Material provided:
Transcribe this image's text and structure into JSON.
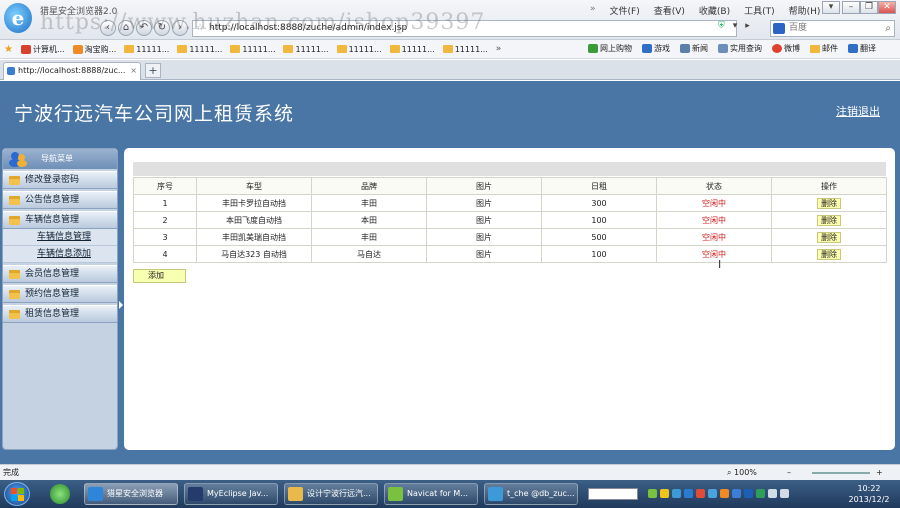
{
  "browser": {
    "app_title": "猎星安全浏览器2.0",
    "watermark": "https://www.huzhan.com/ishop39397",
    "menus": [
      "文件(F)",
      "查看(V)",
      "收藏(B)",
      "工具(T)",
      "帮助(H)"
    ],
    "address": "http://localhost:8888/zuche/admin/index.jsp",
    "search_placeholder": "百度",
    "favorites": [
      "计算机...",
      "淘宝购...",
      "11111...",
      "11111...",
      "11111...",
      "11111...",
      "11111...",
      "11111...",
      "11111..."
    ],
    "favorites_right": [
      "网上购物",
      "游戏",
      "新闻",
      "实用查询",
      "微博",
      "邮件",
      "翻译"
    ],
    "tab_label": "http://localhost:8888/zuc...",
    "status": "完成",
    "zoom": "100%"
  },
  "site": {
    "title": "宁波行远汽车公司网上租赁系统",
    "logout": "注销退出"
  },
  "sidebar": {
    "header": "导航菜单",
    "items": [
      {
        "label": "修改登录密码"
      },
      {
        "label": "公告信息管理"
      },
      {
        "label": "车辆信息管理",
        "children": [
          "车辆信息管理",
          "车辆信息添加"
        ]
      },
      {
        "label": "会员信息管理"
      },
      {
        "label": "预约信息管理"
      },
      {
        "label": "租赁信息管理"
      }
    ]
  },
  "table": {
    "columns": [
      "序号",
      "车型",
      "品牌",
      "图片",
      "日租",
      "状态",
      "操作"
    ],
    "rows": [
      {
        "no": "1",
        "model": "丰田卡罗拉自动挡",
        "brand": "丰田",
        "pic": "图片",
        "rent": "300",
        "status": "空闲中",
        "op": "删除"
      },
      {
        "no": "2",
        "model": "本田飞度自动挡",
        "brand": "本田",
        "pic": "图片",
        "rent": "100",
        "status": "空闲中",
        "op": "删除"
      },
      {
        "no": "3",
        "model": "丰田凯美瑞自动挡",
        "brand": "丰田",
        "pic": "图片",
        "rent": "500",
        "status": "空闲中",
        "op": "删除"
      },
      {
        "no": "4",
        "model": "马自达323 自动挡",
        "brand": "马自达",
        "pic": "图片",
        "rent": "100",
        "status": "空闲中",
        "op": "删除"
      }
    ],
    "add_label": "添加"
  },
  "taskbar": {
    "tasks": [
      "猎星安全浏览器",
      "MyEclipse Jav...",
      "设计宁波行远汽...",
      "Navicat for M...",
      "t_che @db_zuc..."
    ],
    "time": "10:22",
    "date": "2013/12/2"
  },
  "colors": {
    "page_bg": "#4a76a6",
    "status_red": "#d01818",
    "button_yellow": "#ffffb0"
  }
}
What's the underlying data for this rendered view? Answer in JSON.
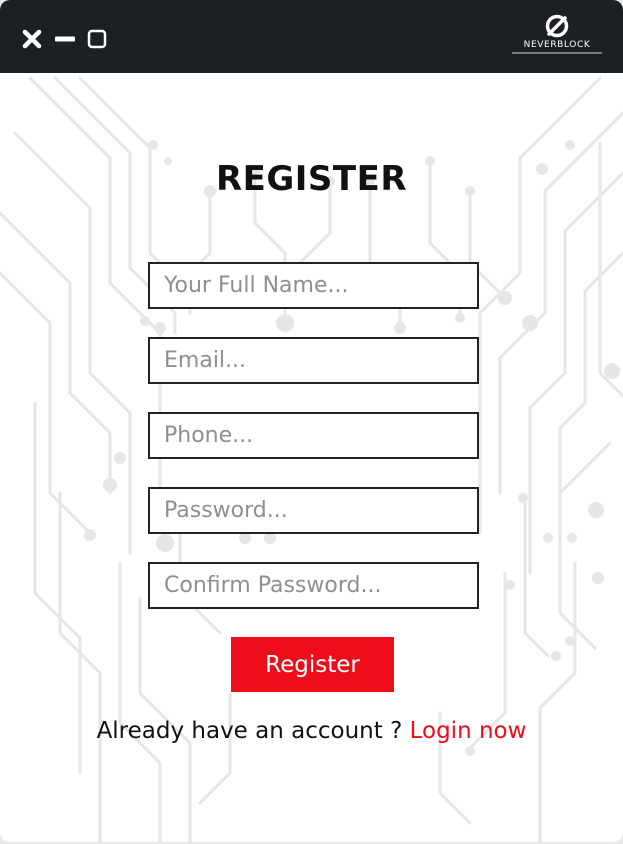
{
  "window": {
    "controls": {
      "close_icon": "close-icon",
      "minimize_icon": "minimize-icon",
      "maximize_icon": "maximize-icon"
    },
    "brand": {
      "name": "NEVERBLOCK",
      "logo_icon": "neverblock-logo"
    }
  },
  "form": {
    "title": "REGISTER",
    "fields": {
      "full_name": {
        "placeholder": "Your Full Name...",
        "value": ""
      },
      "email": {
        "placeholder": "Email...",
        "value": ""
      },
      "phone": {
        "placeholder": "Phone...",
        "value": ""
      },
      "password": {
        "placeholder": "Password...",
        "value": ""
      },
      "confirm_password": {
        "placeholder": "Confirm Password...",
        "value": ""
      }
    },
    "register_button": "Register",
    "login_prompt": "Already have an account ? ",
    "login_link": "Login now"
  },
  "colors": {
    "titlebar": "#1c1f23",
    "accent": "#ee0d1a",
    "circuit": "#e3e3e3",
    "text": "#111111",
    "placeholder": "#8f8f8f"
  }
}
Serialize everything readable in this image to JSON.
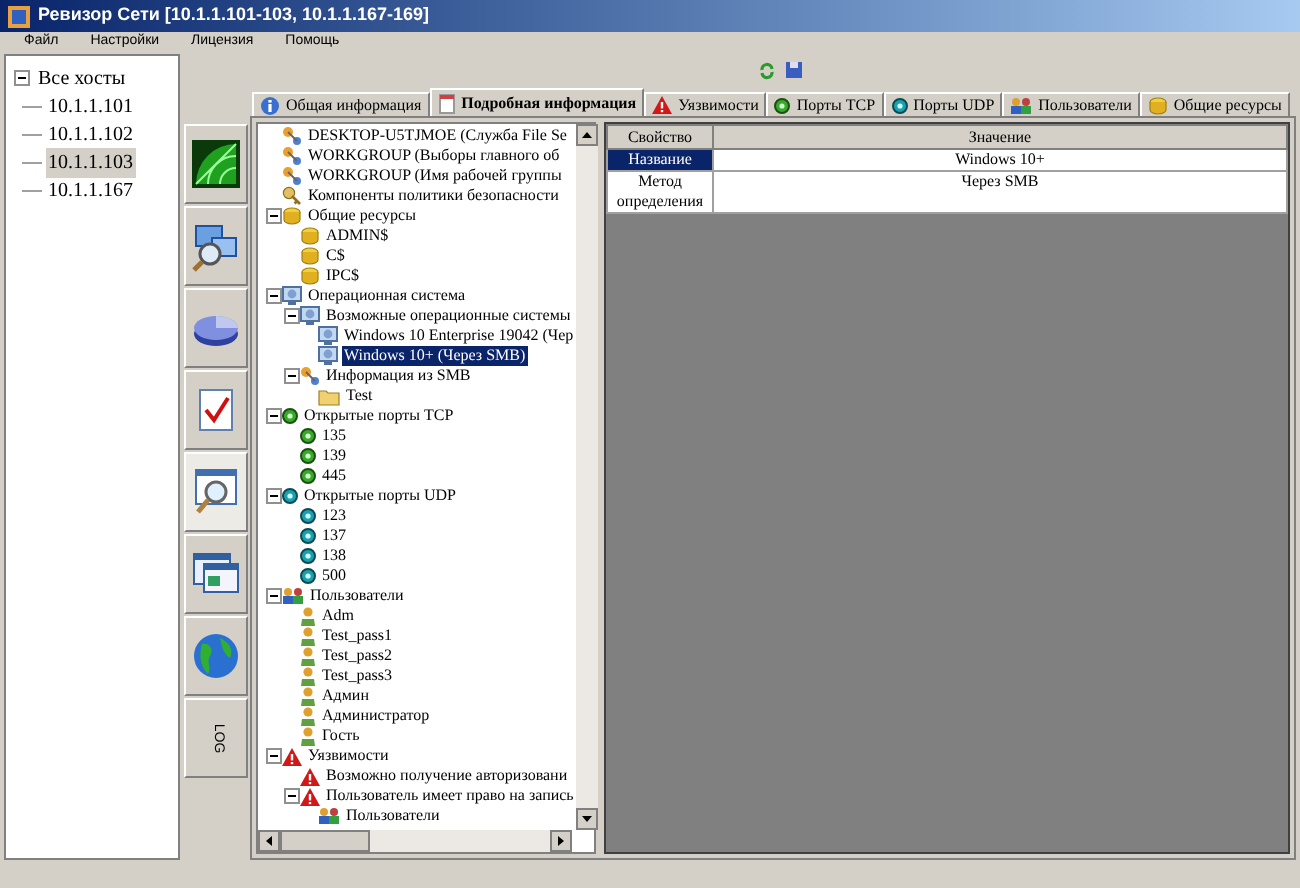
{
  "window": {
    "title": "Ревизор Сети [10.1.1.101-103, 10.1.1.167-169]"
  },
  "menu": [
    "Файл",
    "Настройки",
    "Лицензия",
    "Помощь"
  ],
  "hosts": {
    "label": "Все хосты",
    "expanded": true,
    "children": [
      {
        "label": "10.1.1.101",
        "selected": false
      },
      {
        "label": "10.1.1.102",
        "selected": false
      },
      {
        "label": "10.1.1.103",
        "selected": true
      },
      {
        "label": "10.1.1.167",
        "selected": false
      }
    ]
  },
  "toolbar": [
    {
      "kind": "refresh"
    },
    {
      "kind": "save"
    }
  ],
  "side_buttons": [
    {
      "kind": "radar",
      "selected": false
    },
    {
      "kind": "network",
      "selected": false
    },
    {
      "kind": "pie",
      "selected": false
    },
    {
      "kind": "check",
      "selected": false
    },
    {
      "kind": "magnifier",
      "selected": true
    },
    {
      "kind": "windows",
      "selected": false
    },
    {
      "kind": "globe",
      "selected": false
    },
    {
      "kind": "text",
      "label": "LOG",
      "selected": false
    }
  ],
  "tabs": [
    {
      "label": "Общая информация",
      "kind": "info",
      "selected": false
    },
    {
      "label": "Подробная информация",
      "kind": "doc",
      "selected": true
    },
    {
      "label": "Уязвимости",
      "kind": "warning",
      "selected": false
    },
    {
      "label": "Порты TCP",
      "kind": "tcp",
      "selected": false
    },
    {
      "label": "Порты UDP",
      "kind": "udp",
      "selected": false
    },
    {
      "label": "Пользователи",
      "kind": "users",
      "selected": false
    },
    {
      "label": "Общие ресурсы",
      "kind": "share",
      "selected": false
    }
  ],
  "tree": [
    {
      "label": "DESKTOP-U5TJMOE (Служба File Se",
      "kind": "host",
      "selected": false
    },
    {
      "label": "WORKGROUP (Выборы главного об",
      "kind": "host",
      "selected": false
    },
    {
      "label": "WORKGROUP (Имя рабочей группы",
      "kind": "host",
      "selected": false
    },
    {
      "label": "Компоненты политики безопасности",
      "kind": "policy",
      "selected": false
    },
    {
      "label": "Общие ресурсы",
      "kind": "share",
      "expanded": true,
      "selected": false,
      "children": [
        {
          "label": "ADMIN$",
          "kind": "share",
          "selected": false
        },
        {
          "label": "C$",
          "kind": "share",
          "selected": false
        },
        {
          "label": "IPC$",
          "kind": "share",
          "selected": false
        }
      ]
    },
    {
      "label": "Операционная система",
      "kind": "os",
      "expanded": true,
      "selected": false,
      "children": [
        {
          "label": "Возможные операционные системы",
          "kind": "os",
          "expanded": true,
          "selected": false,
          "children": [
            {
              "label": "Windows 10 Enterprise 19042 (Чер",
              "kind": "os",
              "selected": false
            },
            {
              "label": "Windows 10+ (Через SMB)",
              "kind": "os",
              "selected": true
            }
          ]
        },
        {
          "label": "Информация из SMB",
          "kind": "host",
          "expanded": true,
          "selected": false,
          "children": [
            {
              "label": "Test",
              "kind": "folder",
              "selected": false
            }
          ]
        }
      ]
    },
    {
      "label": "Открытые порты TCP",
      "kind": "tcp",
      "expanded": true,
      "selected": false,
      "children": [
        {
          "label": "135",
          "kind": "tcp",
          "selected": false
        },
        {
          "label": "139",
          "kind": "tcp",
          "selected": false
        },
        {
          "label": "445",
          "kind": "tcp",
          "selected": false
        }
      ]
    },
    {
      "label": "Открытые порты UDP",
      "kind": "udp",
      "expanded": true,
      "selected": false,
      "children": [
        {
          "label": "123",
          "kind": "udp",
          "selected": false
        },
        {
          "label": "137",
          "kind": "udp",
          "selected": false
        },
        {
          "label": "138",
          "kind": "udp",
          "selected": false
        },
        {
          "label": "500",
          "kind": "udp",
          "selected": false
        }
      ]
    },
    {
      "label": "Пользователи",
      "kind": "users",
      "expanded": true,
      "selected": false,
      "children": [
        {
          "label": "Adm",
          "kind": "user",
          "selected": false
        },
        {
          "label": "Test_pass1",
          "kind": "user",
          "selected": false
        },
        {
          "label": "Test_pass2",
          "kind": "user",
          "selected": false
        },
        {
          "label": "Test_pass3",
          "kind": "user",
          "selected": false
        },
        {
          "label": "Админ",
          "kind": "user",
          "selected": false
        },
        {
          "label": "Администратор",
          "kind": "user",
          "selected": false
        },
        {
          "label": "Гость",
          "kind": "user",
          "selected": false
        }
      ]
    },
    {
      "label": "Уязвимости",
      "kind": "warning",
      "expanded": true,
      "selected": false,
      "children": [
        {
          "label": "Возможно получение авторизовани",
          "kind": "warning",
          "selected": false
        },
        {
          "label": "Пользователь имеет право на запись",
          "kind": "warning",
          "expanded": true,
          "selected": false,
          "children": [
            {
              "label": "Пользователи",
              "kind": "users",
              "selected": false
            }
          ]
        }
      ]
    }
  ],
  "grid": {
    "columns": [
      "Свойство",
      "Значение"
    ],
    "rows": [
      {
        "property": "Название",
        "value": "Windows 10+",
        "selected": true
      },
      {
        "property": "Метод определения",
        "value": "Через SMB",
        "selected": false
      }
    ]
  }
}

Written instruction:
From the listing above, pick out every line containing "WORKGROUP".

Output:
      "label": "WORKGROUP (Выборы главного об",
      "label": "WORKGROUP (Имя рабочей группы",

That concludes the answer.